DESCRIPTION OF THE TASK: Print all of the data exactly.

Entries from a dataset:

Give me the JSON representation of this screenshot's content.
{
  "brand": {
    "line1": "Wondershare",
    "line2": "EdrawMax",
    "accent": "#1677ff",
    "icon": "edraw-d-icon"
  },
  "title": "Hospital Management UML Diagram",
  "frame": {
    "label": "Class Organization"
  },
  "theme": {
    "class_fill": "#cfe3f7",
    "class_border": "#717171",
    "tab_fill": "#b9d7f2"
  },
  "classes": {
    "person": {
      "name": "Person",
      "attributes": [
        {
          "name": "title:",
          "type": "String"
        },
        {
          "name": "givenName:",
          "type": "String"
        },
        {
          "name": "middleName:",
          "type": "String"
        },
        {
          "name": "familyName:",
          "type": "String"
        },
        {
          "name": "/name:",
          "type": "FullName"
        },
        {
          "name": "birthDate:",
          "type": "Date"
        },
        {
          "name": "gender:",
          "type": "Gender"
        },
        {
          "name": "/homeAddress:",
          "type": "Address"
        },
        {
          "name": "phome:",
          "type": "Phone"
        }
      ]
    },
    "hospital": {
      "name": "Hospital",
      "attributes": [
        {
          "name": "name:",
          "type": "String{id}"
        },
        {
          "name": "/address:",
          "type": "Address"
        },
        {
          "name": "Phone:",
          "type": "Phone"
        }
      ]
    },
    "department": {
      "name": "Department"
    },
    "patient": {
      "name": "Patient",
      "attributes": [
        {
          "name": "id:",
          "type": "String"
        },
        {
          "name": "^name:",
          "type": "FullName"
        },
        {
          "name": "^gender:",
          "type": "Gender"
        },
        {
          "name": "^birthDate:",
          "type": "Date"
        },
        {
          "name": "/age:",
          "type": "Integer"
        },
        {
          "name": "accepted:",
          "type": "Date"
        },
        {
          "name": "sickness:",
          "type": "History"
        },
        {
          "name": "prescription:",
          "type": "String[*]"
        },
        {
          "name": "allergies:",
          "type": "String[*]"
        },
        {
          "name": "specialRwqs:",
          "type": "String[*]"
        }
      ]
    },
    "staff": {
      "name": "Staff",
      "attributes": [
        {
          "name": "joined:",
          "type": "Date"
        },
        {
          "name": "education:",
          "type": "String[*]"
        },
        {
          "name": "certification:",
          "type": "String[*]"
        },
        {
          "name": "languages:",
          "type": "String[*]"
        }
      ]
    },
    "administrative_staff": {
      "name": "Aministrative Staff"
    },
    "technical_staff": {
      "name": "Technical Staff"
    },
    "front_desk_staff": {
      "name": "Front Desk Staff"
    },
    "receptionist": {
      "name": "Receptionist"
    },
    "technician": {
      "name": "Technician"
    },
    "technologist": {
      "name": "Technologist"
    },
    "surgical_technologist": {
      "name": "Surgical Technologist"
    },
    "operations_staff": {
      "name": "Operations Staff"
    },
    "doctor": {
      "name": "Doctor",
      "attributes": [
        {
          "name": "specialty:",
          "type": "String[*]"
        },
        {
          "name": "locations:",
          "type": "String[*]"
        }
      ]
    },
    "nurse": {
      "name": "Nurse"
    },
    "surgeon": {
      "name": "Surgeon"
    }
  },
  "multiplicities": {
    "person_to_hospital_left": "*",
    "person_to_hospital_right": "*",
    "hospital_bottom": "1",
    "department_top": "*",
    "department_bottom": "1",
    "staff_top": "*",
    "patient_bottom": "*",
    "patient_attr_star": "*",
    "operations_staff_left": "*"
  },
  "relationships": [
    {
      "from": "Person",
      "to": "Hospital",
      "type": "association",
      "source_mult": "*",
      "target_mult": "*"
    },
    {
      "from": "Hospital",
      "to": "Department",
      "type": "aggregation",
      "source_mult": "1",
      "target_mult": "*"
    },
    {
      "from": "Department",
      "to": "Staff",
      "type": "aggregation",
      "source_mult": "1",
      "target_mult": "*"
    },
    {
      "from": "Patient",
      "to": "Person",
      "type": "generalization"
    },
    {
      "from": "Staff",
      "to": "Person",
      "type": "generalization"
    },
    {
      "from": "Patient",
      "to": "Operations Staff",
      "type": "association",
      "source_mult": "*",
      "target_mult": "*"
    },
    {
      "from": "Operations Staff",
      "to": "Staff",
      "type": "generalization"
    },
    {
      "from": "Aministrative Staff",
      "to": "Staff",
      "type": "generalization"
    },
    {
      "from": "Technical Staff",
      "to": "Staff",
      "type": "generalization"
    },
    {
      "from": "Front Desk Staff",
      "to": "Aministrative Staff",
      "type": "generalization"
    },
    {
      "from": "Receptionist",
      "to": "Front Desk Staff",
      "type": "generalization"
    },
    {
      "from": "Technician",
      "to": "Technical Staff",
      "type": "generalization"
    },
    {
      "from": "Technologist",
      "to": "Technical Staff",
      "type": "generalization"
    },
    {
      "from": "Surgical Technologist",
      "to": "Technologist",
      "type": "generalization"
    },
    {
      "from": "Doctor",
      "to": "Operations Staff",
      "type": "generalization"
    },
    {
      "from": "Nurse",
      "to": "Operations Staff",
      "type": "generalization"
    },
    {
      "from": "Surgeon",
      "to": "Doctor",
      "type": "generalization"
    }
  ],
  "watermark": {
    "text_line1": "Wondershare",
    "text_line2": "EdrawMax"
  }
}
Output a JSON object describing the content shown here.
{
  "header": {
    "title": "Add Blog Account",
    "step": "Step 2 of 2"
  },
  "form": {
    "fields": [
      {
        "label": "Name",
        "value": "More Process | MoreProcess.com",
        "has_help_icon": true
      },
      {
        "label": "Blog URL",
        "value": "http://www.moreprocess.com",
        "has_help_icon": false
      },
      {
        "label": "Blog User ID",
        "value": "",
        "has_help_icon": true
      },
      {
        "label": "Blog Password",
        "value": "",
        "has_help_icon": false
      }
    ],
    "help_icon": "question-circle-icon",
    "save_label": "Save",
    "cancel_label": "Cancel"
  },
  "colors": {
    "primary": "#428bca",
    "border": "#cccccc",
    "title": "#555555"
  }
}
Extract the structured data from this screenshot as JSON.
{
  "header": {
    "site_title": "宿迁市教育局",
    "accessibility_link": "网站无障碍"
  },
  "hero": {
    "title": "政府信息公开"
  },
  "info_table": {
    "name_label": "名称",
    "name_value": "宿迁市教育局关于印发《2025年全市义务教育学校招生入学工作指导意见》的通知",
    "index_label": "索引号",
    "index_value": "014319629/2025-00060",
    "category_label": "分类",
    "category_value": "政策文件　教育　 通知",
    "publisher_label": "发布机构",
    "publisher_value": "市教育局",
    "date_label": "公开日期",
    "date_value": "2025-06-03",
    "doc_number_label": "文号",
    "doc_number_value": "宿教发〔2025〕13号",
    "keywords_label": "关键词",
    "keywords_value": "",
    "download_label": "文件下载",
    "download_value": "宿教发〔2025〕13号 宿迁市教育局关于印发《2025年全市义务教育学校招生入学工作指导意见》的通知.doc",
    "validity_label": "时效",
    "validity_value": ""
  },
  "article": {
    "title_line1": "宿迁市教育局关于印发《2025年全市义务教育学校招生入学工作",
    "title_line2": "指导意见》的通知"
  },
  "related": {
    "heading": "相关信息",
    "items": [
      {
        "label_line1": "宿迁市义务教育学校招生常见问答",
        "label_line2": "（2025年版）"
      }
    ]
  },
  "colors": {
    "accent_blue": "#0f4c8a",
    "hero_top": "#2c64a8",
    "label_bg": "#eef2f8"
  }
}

ANSWER TO THE PROBLEM:
Give me the JSON representation of this screenshot's content.
{
  "brand": {
    "line1": "Wondershare",
    "line2": "EdrawMax",
    "accent": "#1677ff",
    "icon": "edraw-d-icon"
  },
  "title": "Hospital Management UML Diagram",
  "frame": {
    "label": "Class Organization"
  },
  "theme": {
    "class_fill": "#cfe3f7",
    "class_border": "#717171",
    "tab_fill": "#b9d7f2"
  },
  "classes": {
    "person": {
      "name": "Person",
      "attributes": [
        {
          "name": "title:",
          "type": "String"
        },
        {
          "name": "givenName:",
          "type": "String"
        },
        {
          "name": "middleName:",
          "type": "String"
        },
        {
          "name": "familyName:",
          "type": "String"
        },
        {
          "name": "/name:",
          "type": "FullName"
        },
        {
          "name": "birthDate:",
          "type": "Date"
        },
        {
          "name": "gender:",
          "type": "Gender"
        },
        {
          "name": "/homeAddress:",
          "type": "Address"
        },
        {
          "name": "phome:",
          "type": "Phone"
        }
      ]
    },
    "hospital": {
      "name": "Hospital",
      "attributes": [
        {
          "name": "name:",
          "type": "String{id}"
        },
        {
          "name": "/address:",
          "type": "Address"
        },
        {
          "name": "Phone:",
          "type": "Phone"
        }
      ]
    },
    "department": {
      "name": "Department"
    },
    "patient": {
      "name": "Patient",
      "attributes": [
        {
          "name": "id:",
          "type": "String"
        },
        {
          "name": "^name:",
          "type": "FullName"
        },
        {
          "name": "^gender:",
          "type": "Gender"
        },
        {
          "name": "^birthDate:",
          "type": "Date"
        },
        {
          "name": "/age:",
          "type": "Integer"
        },
        {
          "name": "accepted:",
          "type": "Date"
        },
        {
          "name": "sickness:",
          "type": "History"
        },
        {
          "name": "prescription:",
          "type": "String[*]"
        },
        {
          "name": "allergies:",
          "type": "String[*]"
        },
        {
          "name": "specialRwqs:",
          "type": "String[*]"
        }
      ]
    },
    "staff": {
      "name": "Staff",
      "attributes": [
        {
          "name": "joined:",
          "type": "Date"
        },
        {
          "name": "education:",
          "type": "String[*]"
        },
        {
          "name": "certification:",
          "type": "String[*]"
        },
        {
          "name": "languages:",
          "type": "String[*]"
        }
      ]
    },
    "administrative_staff": {
      "name": "Aministrative Staff"
    },
    "technical_staff": {
      "name": "Technical Staff"
    },
    "front_desk_staff": {
      "name": "Front Desk Staff"
    },
    "receptionist": {
      "name": "Receptionist"
    },
    "technician": {
      "name": "Technician"
    },
    "technologist": {
      "name": "Technologist"
    },
    "surgical_technologist": {
      "name": "Surgical Technologist"
    },
    "operations_staff": {
      "name": "Operations Staff"
    },
    "doctor": {
      "name": "Doctor",
      "attributes": [
        {
          "name": "specialty:",
          "type": "String[*]"
        },
        {
          "name": "locations:",
          "type": "String[*]"
        }
      ]
    },
    "nurse": {
      "name": "Nurse"
    },
    "surgeon": {
      "name": "Surgeon"
    }
  },
  "multiplicities": {
    "person_to_hospital_left": "*",
    "person_to_hospital_right": "*",
    "hospital_bottom": "1",
    "department_top": "*",
    "department_bottom": "1",
    "staff_top": "*",
    "patient_bottom": "*",
    "patient_attr_star": "*",
    "operations_staff_left": "*"
  },
  "relationships": [
    {
      "from": "Person",
      "to": "Hospital",
      "type": "association",
      "source_mult": "*",
      "target_mult": "*"
    },
    {
      "from": "Hospital",
      "to": "Department",
      "type": "aggregation",
      "source_mult": "1",
      "target_mult": "*"
    },
    {
      "from": "Department",
      "to": "Staff",
      "type": "aggregation",
      "source_mult": "1",
      "target_mult": "*"
    },
    {
      "from": "Patient",
      "to": "Person",
      "type": "generalization"
    },
    {
      "from": "Staff",
      "to": "Person",
      "type": "generalization"
    },
    {
      "from": "Patient",
      "to": "Operations Staff",
      "type": "association",
      "source_mult": "*",
      "target_mult": "*"
    },
    {
      "from": "Operations Staff",
      "to": "Staff",
      "type": "generalization"
    },
    {
      "from": "Aministrative Staff",
      "to": "Staff",
      "type": "generalization"
    },
    {
      "from": "Technical Staff",
      "to": "Staff",
      "type": "generalization"
    },
    {
      "from": "Front Desk Staff",
      "to": "Aministrative Staff",
      "type": "generalization"
    },
    {
      "from": "Receptionist",
      "to": "Front Desk Staff",
      "type": "generalization"
    },
    {
      "from": "Technician",
      "to": "Technical Staff",
      "type": "generalization"
    },
    {
      "from": "Technologist",
      "to": "Technical Staff",
      "type": "generalization"
    },
    {
      "from": "Surgical Technologist",
      "to": "Technologist",
      "type": "generalization"
    },
    {
      "from": "Doctor",
      "to": "Operations Staff",
      "type": "generalization"
    },
    {
      "from": "Nurse",
      "to": "Operations Staff",
      "type": "generalization"
    },
    {
      "from": "Surgeon",
      "to": "Doctor",
      "type": "generalization"
    }
  ],
  "watermark": {
    "text_line1": "Wondershare",
    "text_line2": "EdrawMax"
  }
}
Output a JSON object describing the content shown here.
{
  "header": {
    "title": "Add Blog Account",
    "step": "Step 2 of 2"
  },
  "form": {
    "fields": [
      {
        "label": "Name",
        "value": "More Process | MoreProcess.com",
        "has_help_icon": true
      },
      {
        "label": "Blog URL",
        "value": "http://www.moreprocess.com",
        "has_help_icon": false
      },
      {
        "label": "Blog User ID",
        "value": "",
        "has_help_icon": true
      },
      {
        "label": "Blog Password",
        "value": "",
        "has_help_icon": false
      }
    ],
    "help_icon": "question-circle-icon",
    "save_label": "Save",
    "cancel_label": "Cancel"
  },
  "colors": {
    "primary": "#428bca",
    "border": "#cccccc",
    "title": "#555555"
  }
}
Extract the structured data from this screenshot as JSON.
{
  "header": {
    "site_title": "宿迁市教育局",
    "accessibility_link": "网站无障碍"
  },
  "hero": {
    "title": "政府信息公开"
  },
  "info_table": {
    "name_label": "名称",
    "name_value": "宿迁市教育局关于印发《2025年全市义务教育学校招生入学工作指导意见》的通知",
    "index_label": "索引号",
    "index_value": "014319629/2025-00060",
    "category_label": "分类",
    "category_value": "政策文件　教育　 通知",
    "publisher_label": "发布机构",
    "publisher_value": "市教育局",
    "date_label": "公开日期",
    "date_value": "2025-06-03",
    "doc_number_label": "文号",
    "doc_number_value": "宿教发〔2025〕13号",
    "keywords_label": "关键词",
    "keywords_value": "",
    "download_label": "文件下载",
    "download_value": "宿教发〔2025〕13号 宿迁市教育局关于印发《2025年全市义务教育学校招生入学工作指导意见》的通知.doc",
    "validity_label": "时效",
    "validity_value": ""
  },
  "article": {
    "title_line1": "宿迁市教育局关于印发《2025年全市义务教育学校招生入学工作",
    "title_line2": "指导意见》的通知"
  },
  "related": {
    "heading": "相关信息",
    "items": [
      {
        "label_line1": "宿迁市义务教育学校招生常见问答",
        "label_line2": "（2025年版）"
      }
    ]
  },
  "colors": {
    "accent_blue": "#0f4c8a",
    "hero_top": "#2c64a8",
    "label_bg": "#eef2f8"
  }
}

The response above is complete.